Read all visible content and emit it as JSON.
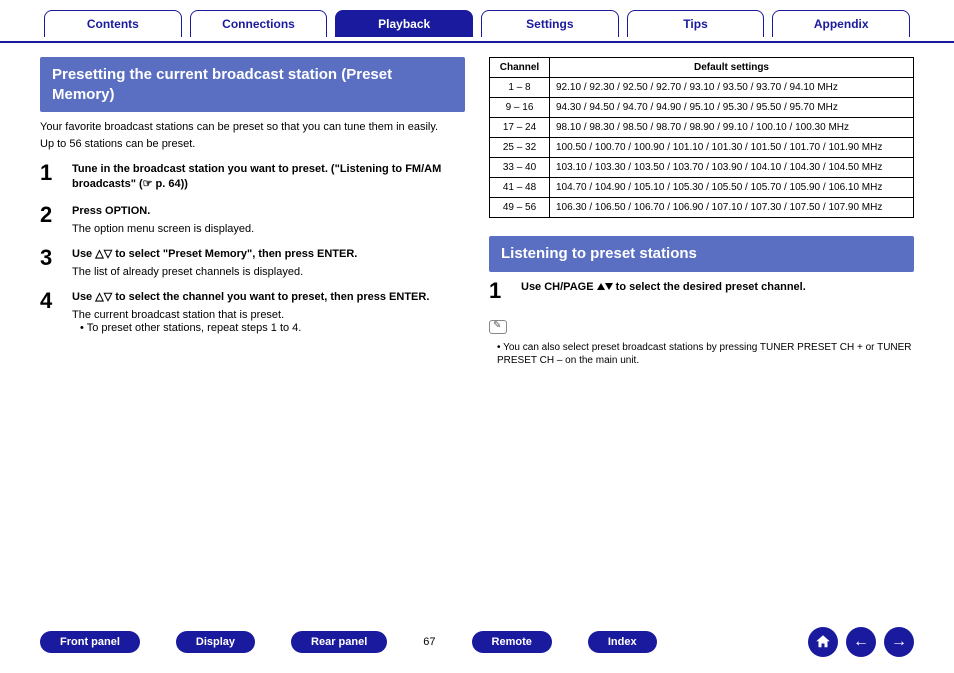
{
  "tabs": {
    "contents": "Contents",
    "connections": "Connections",
    "playback": "Playback",
    "settings": "Settings",
    "tips": "Tips",
    "appendix": "Appendix"
  },
  "left": {
    "header": "Presetting the current broadcast station (Preset Memory)",
    "intro1": "Your favorite broadcast stations can be preset so that you can tune them in easily.",
    "intro2": "Up to 56 stations can be preset.",
    "steps": [
      {
        "num": "1",
        "title": "Tune in the broadcast station you want to preset. (\"Listening to FM/AM broadcasts\" (☞ p. 64))",
        "desc": ""
      },
      {
        "num": "2",
        "title": "Press OPTION.",
        "desc": "The option menu screen is displayed."
      },
      {
        "num": "3",
        "title": "Use △▽ to select \"Preset Memory\", then press ENTER.",
        "desc": "The list of already preset channels is displayed."
      },
      {
        "num": "4",
        "title": "Use △▽ to select the channel you want to preset, then press ENTER.",
        "desc": "The current broadcast station that is preset.",
        "bullet": "To preset other stations, repeat steps 1 to 4."
      }
    ]
  },
  "table": {
    "col1": "Channel",
    "col2": "Default settings",
    "rows": [
      {
        "ch": "1 – 8",
        "val": "92.10 / 92.30 / 92.50 / 92.70 / 93.10 / 93.50 / 93.70 / 94.10 MHz"
      },
      {
        "ch": "9 – 16",
        "val": "94.30 / 94.50 / 94.70 / 94.90 / 95.10 / 95.30 / 95.50 / 95.70 MHz"
      },
      {
        "ch": "17 – 24",
        "val": "98.10 / 98.30 / 98.50 / 98.70 / 98.90 / 99.10 / 100.10 / 100.30 MHz"
      },
      {
        "ch": "25 – 32",
        "val": "100.50 / 100.70 / 100.90 / 101.10 / 101.30 / 101.50 / 101.70 / 101.90 MHz"
      },
      {
        "ch": "33 – 40",
        "val": "103.10 / 103.30 / 103.50 / 103.70 / 103.90 / 104.10 / 104.30 / 104.50 MHz"
      },
      {
        "ch": "41 – 48",
        "val": "104.70 / 104.90 / 105.10 / 105.30 / 105.50 / 105.70 / 105.90 / 106.10 MHz"
      },
      {
        "ch": "49 – 56",
        "val": "106.30 / 106.50 / 106.70 / 106.90 / 107.10 / 107.30 / 107.50 / 107.90 MHz"
      }
    ]
  },
  "right": {
    "header": "Listening to preset stations",
    "step1_num": "1",
    "step1_title": "Use CH/PAGE ▲▼ to select the desired preset channel.",
    "note": "You can also select preset broadcast stations by pressing TUNER PRESET CH + or TUNER PRESET CH – on the main unit."
  },
  "footer": {
    "front_panel": "Front panel",
    "display": "Display",
    "rear_panel": "Rear panel",
    "page": "67",
    "remote": "Remote",
    "index": "Index"
  },
  "colors": {
    "brand_blue": "#1a1a9e",
    "header_blue": "#5b6fc2"
  }
}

+ + +

Directions >> Leave the pictures out, and print every line of the listing exactly as written.

In response >>
Read all visible content and emit it as JSON.
{
  "tabs": {
    "contents": "Contents",
    "connections": "Connections",
    "playback": "Playback",
    "settings": "Settings",
    "tips": "Tips",
    "appendix": "Appendix"
  },
  "left": {
    "header": "Presetting the current broadcast station (Preset Memory)",
    "intro1": "Your favorite broadcast stations can be preset so that you can tune them in easily.",
    "intro2": "Up to 56 stations can be preset.",
    "steps": [
      {
        "num": "1",
        "title": "Tune in the broadcast station you want to preset. (\"Listening to FM/AM broadcasts\" (☞ p. 64))",
        "desc": ""
      },
      {
        "num": "2",
        "title": "Press OPTION.",
        "desc": "The option menu screen is displayed."
      },
      {
        "num": "3",
        "title": "Use △▽ to select \"Preset Memory\", then press ENTER.",
        "desc": "The list of already preset channels is displayed."
      },
      {
        "num": "4",
        "title": "Use △▽ to select the channel you want to preset, then press ENTER.",
        "desc": "The current broadcast station that is preset.",
        "bullet": "To preset other stations, repeat steps 1 to 4."
      }
    ]
  },
  "table": {
    "col1": "Channel",
    "col2": "Default settings",
    "rows": [
      {
        "ch": "1 – 8",
        "val": "92.10 / 92.30 / 92.50 / 92.70 / 93.10 / 93.50 / 93.70 / 94.10 MHz"
      },
      {
        "ch": "9 – 16",
        "val": "94.30 / 94.50 / 94.70 / 94.90 / 95.10 / 95.30 / 95.50 / 95.70 MHz"
      },
      {
        "ch": "17 – 24",
        "val": "98.10 / 98.30 / 98.50 / 98.70 / 98.90 / 99.10 / 100.10 / 100.30 MHz"
      },
      {
        "ch": "25 – 32",
        "val": "100.50 / 100.70 / 100.90 / 101.10 / 101.30 / 101.50 / 101.70 / 101.90 MHz"
      },
      {
        "ch": "33 – 40",
        "val": "103.10 / 103.30 / 103.50 / 103.70 / 103.90 / 104.10 / 104.30 / 104.50 MHz"
      },
      {
        "ch": "41 – 48",
        "val": "104.70 / 104.90 / 105.10 / 105.30 / 105.50 / 105.70 / 105.90 / 106.10 MHz"
      },
      {
        "ch": "49 – 56",
        "val": "106.30 / 106.50 / 106.70 / 106.90 / 107.10 / 107.30 / 107.50 / 107.90 MHz"
      }
    ]
  },
  "right": {
    "header": "Listening to preset stations",
    "step1_num": "1",
    "step1_title": "Use CH/PAGE ▲▼ to select the desired preset channel.",
    "note": "You can also select preset broadcast stations by pressing TUNER PRESET CH + or TUNER PRESET CH – on the main unit."
  },
  "footer": {
    "front_panel": "Front panel",
    "display": "Display",
    "rear_panel": "Rear panel",
    "page": "67",
    "remote": "Remote",
    "index": "Index"
  },
  "colors": {
    "brand_blue": "#1a1a9e",
    "header_blue": "#5b6fc2"
  }
}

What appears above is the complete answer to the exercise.